SET PROBLEM: Give the entries back exactly, dropping each image.

____

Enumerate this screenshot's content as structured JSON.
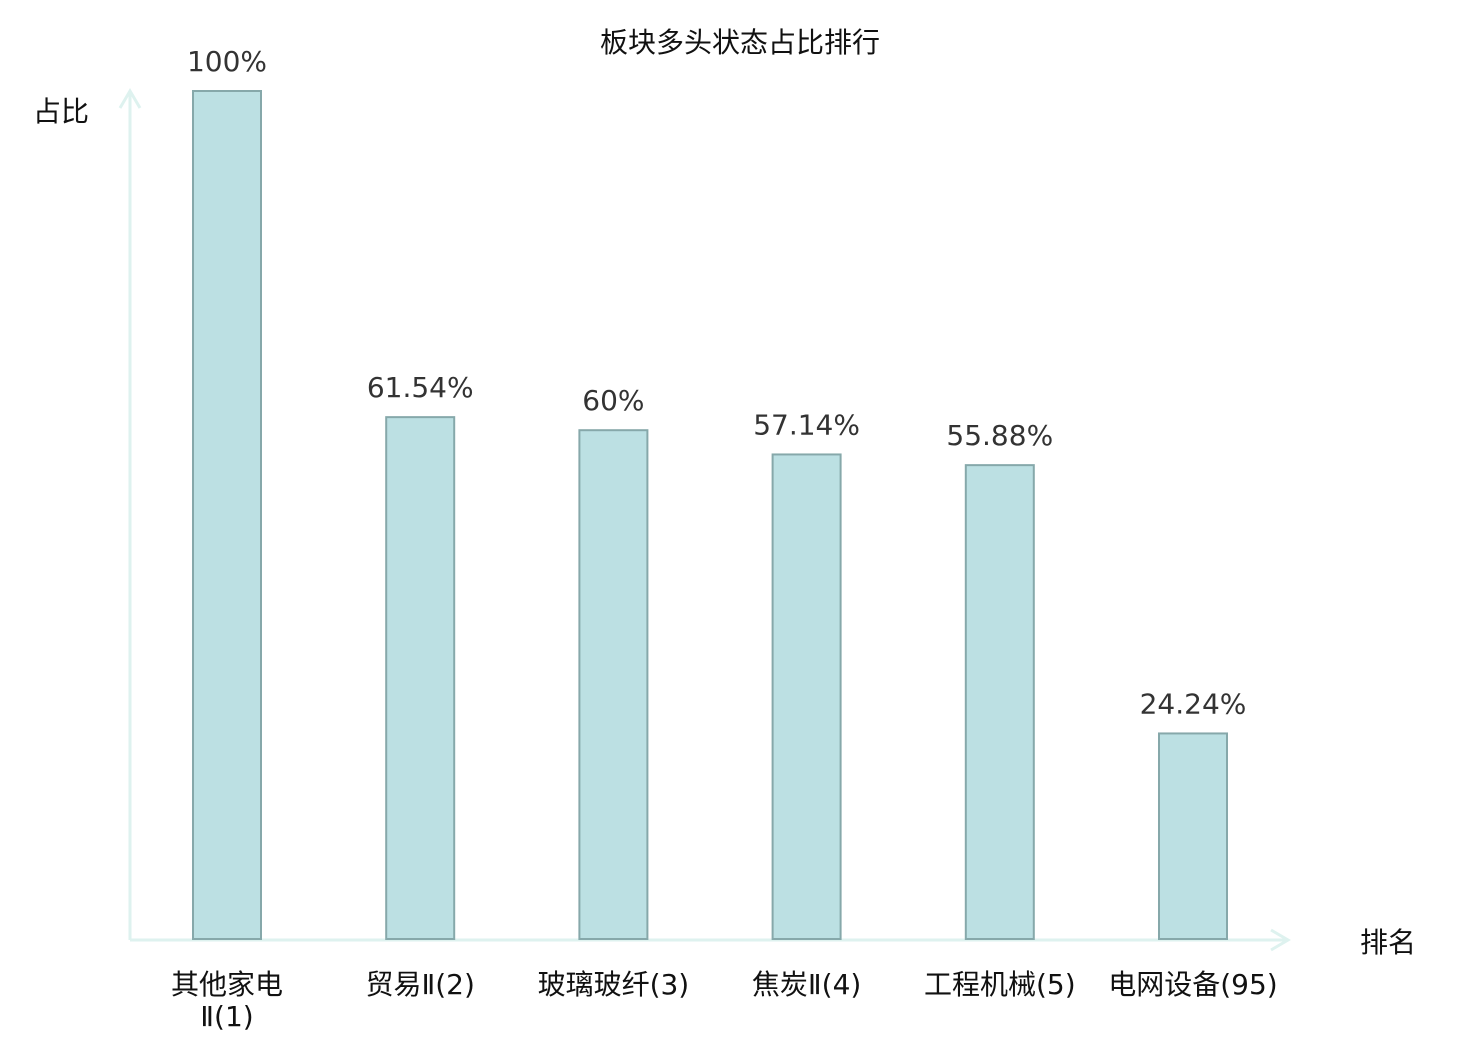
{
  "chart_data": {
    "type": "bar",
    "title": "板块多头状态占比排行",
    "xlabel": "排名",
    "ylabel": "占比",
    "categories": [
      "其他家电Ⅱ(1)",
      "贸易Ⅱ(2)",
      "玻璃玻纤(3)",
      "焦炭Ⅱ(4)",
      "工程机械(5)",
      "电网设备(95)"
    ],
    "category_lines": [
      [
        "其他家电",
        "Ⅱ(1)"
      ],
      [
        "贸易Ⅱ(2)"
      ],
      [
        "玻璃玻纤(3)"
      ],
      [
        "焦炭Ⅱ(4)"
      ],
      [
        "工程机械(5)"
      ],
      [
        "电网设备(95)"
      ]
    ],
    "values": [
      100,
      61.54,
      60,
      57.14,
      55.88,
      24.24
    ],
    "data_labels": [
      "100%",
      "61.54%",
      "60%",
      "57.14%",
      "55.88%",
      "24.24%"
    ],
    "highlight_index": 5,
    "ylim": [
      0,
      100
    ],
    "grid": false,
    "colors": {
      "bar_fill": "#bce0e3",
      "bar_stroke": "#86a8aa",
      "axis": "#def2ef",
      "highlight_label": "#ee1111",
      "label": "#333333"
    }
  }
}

____

FINAL ANSWER:
Enumerate this screenshot's content as structured JSON.
{
  "chart_data": {
    "type": "bar",
    "title": "板块多头状态占比排行",
    "xlabel": "排名",
    "ylabel": "占比",
    "categories": [
      "其他家电Ⅱ(1)",
      "贸易Ⅱ(2)",
      "玻璃玻纤(3)",
      "焦炭Ⅱ(4)",
      "工程机械(5)",
      "电网设备(95)"
    ],
    "category_lines": [
      [
        "其他家电",
        "Ⅱ(1)"
      ],
      [
        "贸易Ⅱ(2)"
      ],
      [
        "玻璃玻纤(3)"
      ],
      [
        "焦炭Ⅱ(4)"
      ],
      [
        "工程机械(5)"
      ],
      [
        "电网设备(95)"
      ]
    ],
    "values": [
      100,
      61.54,
      60,
      57.14,
      55.88,
      24.24
    ],
    "data_labels": [
      "100%",
      "61.54%",
      "60%",
      "57.14%",
      "55.88%",
      "24.24%"
    ],
    "highlight_index": 5,
    "ylim": [
      0,
      100
    ],
    "grid": false,
    "colors": {
      "bar_fill": "#bce0e3",
      "bar_stroke": "#86a8aa",
      "axis": "#def2ef",
      "highlight_label": "#ee1111",
      "label": "#333333"
    }
  }
}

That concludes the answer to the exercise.